* Given records:
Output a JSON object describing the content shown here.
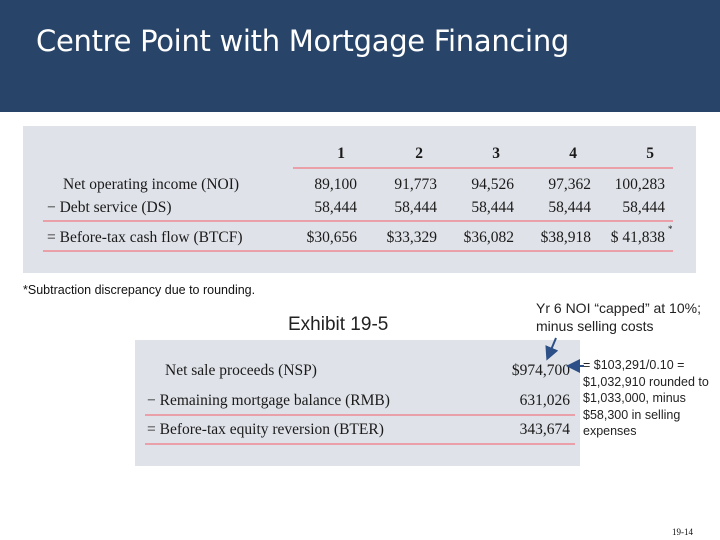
{
  "slide": {
    "title": "Centre Point with Mortgage Financing",
    "page_number": "19-14"
  },
  "cash_flow_table": {
    "years": [
      "1",
      "2",
      "3",
      "4",
      "5"
    ],
    "rows": [
      {
        "label": "Net operating income (NOI)",
        "values": [
          "89,100",
          "91,773",
          "94,526",
          "97,362",
          "100,283"
        ]
      },
      {
        "label": "− Debt service (DS)",
        "values": [
          "58,444",
          "58,444",
          "58,444",
          "58,444",
          "58,444"
        ]
      },
      {
        "label": "= Before-tax cash flow (BTCF)",
        "values": [
          "$30,656",
          "$33,329",
          "$36,082",
          "$38,918",
          "$ 41,838"
        ]
      }
    ],
    "last_value_mark": "*",
    "footnote": "*Subtraction discrepancy due to rounding."
  },
  "exhibit_label": "Exhibit 19-5",
  "sale_table": {
    "rows": [
      {
        "label": "Net sale proceeds (NSP)",
        "value": "$974,700"
      },
      {
        "label": "− Remaining mortgage balance (RMB)",
        "value": "631,026"
      },
      {
        "label": "= Before-tax equity reversion (BTER)",
        "value": "343,674"
      }
    ]
  },
  "annotations": {
    "top_note": "Yr 6 NOI “capped” at 10%; minus selling costs",
    "side_note": "= $103,291/0.10 = $1,032,910 rounded to $1,033,000, minus $58,300 in selling expenses"
  },
  "colors": {
    "header_bg": "#284468",
    "panel_bg": "#dfe2e8",
    "rule": "#e9a0a8",
    "arrow": "#2b4f86"
  }
}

* Instruction: Using the records above, output their complete text exactly, minus any images.

* Exercise output:
Output a JSON object describing the content shown here.
{
  "slide": {
    "title": "Centre Point with Mortgage Financing",
    "page_number": "19-14"
  },
  "cash_flow_table": {
    "years": [
      "1",
      "2",
      "3",
      "4",
      "5"
    ],
    "rows": [
      {
        "label": "Net operating income (NOI)",
        "values": [
          "89,100",
          "91,773",
          "94,526",
          "97,362",
          "100,283"
        ]
      },
      {
        "label": "− Debt service (DS)",
        "values": [
          "58,444",
          "58,444",
          "58,444",
          "58,444",
          "58,444"
        ]
      },
      {
        "label": "= Before-tax cash flow (BTCF)",
        "values": [
          "$30,656",
          "$33,329",
          "$36,082",
          "$38,918",
          "$ 41,838"
        ]
      }
    ],
    "last_value_mark": "*",
    "footnote": "*Subtraction discrepancy due to rounding."
  },
  "exhibit_label": "Exhibit 19-5",
  "sale_table": {
    "rows": [
      {
        "label": "Net sale proceeds (NSP)",
        "value": "$974,700"
      },
      {
        "label": "− Remaining mortgage balance (RMB)",
        "value": "631,026"
      },
      {
        "label": "= Before-tax equity reversion (BTER)",
        "value": "343,674"
      }
    ]
  },
  "annotations": {
    "top_note": "Yr 6 NOI “capped” at 10%; minus selling costs",
    "side_note": "= $103,291/0.10 = $1,032,910 rounded to $1,033,000, minus $58,300 in selling expenses"
  },
  "colors": {
    "header_bg": "#284468",
    "panel_bg": "#dfe2e8",
    "rule": "#e9a0a8",
    "arrow": "#2b4f86"
  }
}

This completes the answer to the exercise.